• [YOUR TASKS]:
- A) Answer these questions from the passage about Hollander's horse sculptures:
(i) What was the 25-foot-tall rising horse, one of her first super-sized sculptures, made for?
(ii) Why did she used to give her bigger pieces more of a finish?
(iii) What condition does Hollander say she has?
- B) Copy out the stretch of the passage about Hollander's horse sculptures from "She finds the" through "out of proportion.)", word for word.

• [GIVEN TEXT]:
#####

Aside from the physicality and the actual work, aesthetics also come into play. "I prefer this," says Hollander, pointing to a large steel horse outside her house that has holes in the strips of the metal that cover it like so much flaking flesh. Because the bigger pieces are usually shown outdoors, she used to give them more of a finish, but that doesn't last as long.

She finds the bigger pieces more satisfying. "Most people make maquettes and if they like it, they blow it up," explains Hollander. "I'm the opposite. I'll work on a big piece and if I like it, I'll scale it down and make smaller versions of it. Size alone can make a piece more impressive, especially in the right setting, which is usually on a hill.” One of her first super sized sculptures was of a 25-foot-tall rising horse for the airport in Malaga, Spain (she learned, while making it, that in sculpting something that big the head has to be larger too because of the perspective of the horse rising up in the air, otherwise it looks tiny and out of proportion.)

She's resisted upgrading her studio with the dual reasoning that if she had a bigger workspace, she'd create pieces big enough to fill it; and if it were a really nice space, she'd only want to work in it that much more. It's an odd logic--one very much at odds with society's notions of fame and ambition--but one very in keeping with her other quirks. "My horses aren't perfect," she admits matter-of-factly of her roughhewn sculptures--though, but almost ravaged. Aged, handsome, yet not in any way prettied up. "I'm dyslexic. I've tried duplicating things exactly the way they are and it's painful. I don't necessarily have the things in the right places," she says.

#####

• [SUPPLIED INFORMATION]:
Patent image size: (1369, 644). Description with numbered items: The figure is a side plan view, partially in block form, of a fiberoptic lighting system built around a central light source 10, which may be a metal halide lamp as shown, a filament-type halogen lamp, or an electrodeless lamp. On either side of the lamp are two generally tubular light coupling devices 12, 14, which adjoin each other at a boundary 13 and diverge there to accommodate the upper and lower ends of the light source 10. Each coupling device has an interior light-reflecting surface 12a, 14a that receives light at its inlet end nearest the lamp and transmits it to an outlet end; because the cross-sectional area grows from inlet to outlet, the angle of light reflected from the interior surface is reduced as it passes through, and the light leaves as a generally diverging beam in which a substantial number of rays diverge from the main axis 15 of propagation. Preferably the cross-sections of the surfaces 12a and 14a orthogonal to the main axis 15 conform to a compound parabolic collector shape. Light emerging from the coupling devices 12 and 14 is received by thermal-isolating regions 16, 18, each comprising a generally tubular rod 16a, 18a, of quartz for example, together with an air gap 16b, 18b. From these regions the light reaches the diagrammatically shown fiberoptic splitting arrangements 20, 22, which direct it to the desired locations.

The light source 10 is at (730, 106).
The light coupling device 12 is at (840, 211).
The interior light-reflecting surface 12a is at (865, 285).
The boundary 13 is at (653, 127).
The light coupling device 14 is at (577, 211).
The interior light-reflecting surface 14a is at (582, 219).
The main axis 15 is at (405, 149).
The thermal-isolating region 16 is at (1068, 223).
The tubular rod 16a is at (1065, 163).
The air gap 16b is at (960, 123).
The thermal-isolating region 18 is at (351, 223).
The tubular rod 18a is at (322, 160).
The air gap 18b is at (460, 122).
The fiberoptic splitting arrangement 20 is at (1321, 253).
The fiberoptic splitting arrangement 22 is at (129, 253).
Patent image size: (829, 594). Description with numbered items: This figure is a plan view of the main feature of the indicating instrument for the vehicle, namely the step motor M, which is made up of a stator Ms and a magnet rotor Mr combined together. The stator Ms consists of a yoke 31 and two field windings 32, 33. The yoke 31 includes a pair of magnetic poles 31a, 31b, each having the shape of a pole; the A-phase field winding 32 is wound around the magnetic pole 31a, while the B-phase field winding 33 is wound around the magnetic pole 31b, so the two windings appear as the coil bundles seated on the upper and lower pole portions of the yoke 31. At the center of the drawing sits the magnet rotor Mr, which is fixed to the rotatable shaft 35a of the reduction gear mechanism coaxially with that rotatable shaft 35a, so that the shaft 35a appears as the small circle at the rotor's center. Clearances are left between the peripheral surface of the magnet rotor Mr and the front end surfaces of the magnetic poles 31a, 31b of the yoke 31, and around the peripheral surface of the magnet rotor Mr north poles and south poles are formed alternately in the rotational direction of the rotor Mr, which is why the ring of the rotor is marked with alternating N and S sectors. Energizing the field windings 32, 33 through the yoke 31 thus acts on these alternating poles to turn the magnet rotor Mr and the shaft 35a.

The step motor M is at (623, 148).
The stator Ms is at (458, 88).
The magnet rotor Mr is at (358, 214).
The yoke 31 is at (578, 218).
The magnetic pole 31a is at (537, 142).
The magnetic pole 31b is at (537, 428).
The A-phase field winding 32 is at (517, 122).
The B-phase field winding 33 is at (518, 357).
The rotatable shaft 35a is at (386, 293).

#####

• [ANSWERS TO THE EXERCISES]:
- A)
(i) The airport in Malaga, Spain.
(ii) The bigger pieces are usually shown outdoors.
(iii) She is dyslexic.

- B)
She finds the bigger pieces more satisfying. "Most people make maquettes and if they like it, they blow it up," explains Hollander. "I'm the opposite. I'll work on a big piece and if I like it, I'll scale it down and make smaller versions of it. Size alone can make a piece more impressive, especially in the right setting, which is usually on a hill.” One of her first super sized sculptures was of a 25-foot-tall rising horse for the airport in Malaga, Spain (she learned, while making it, that in sculpting something that big the head has to be larger too because of the perspective of the horse rising up in the air, otherwise it looks tiny and out of proportion.)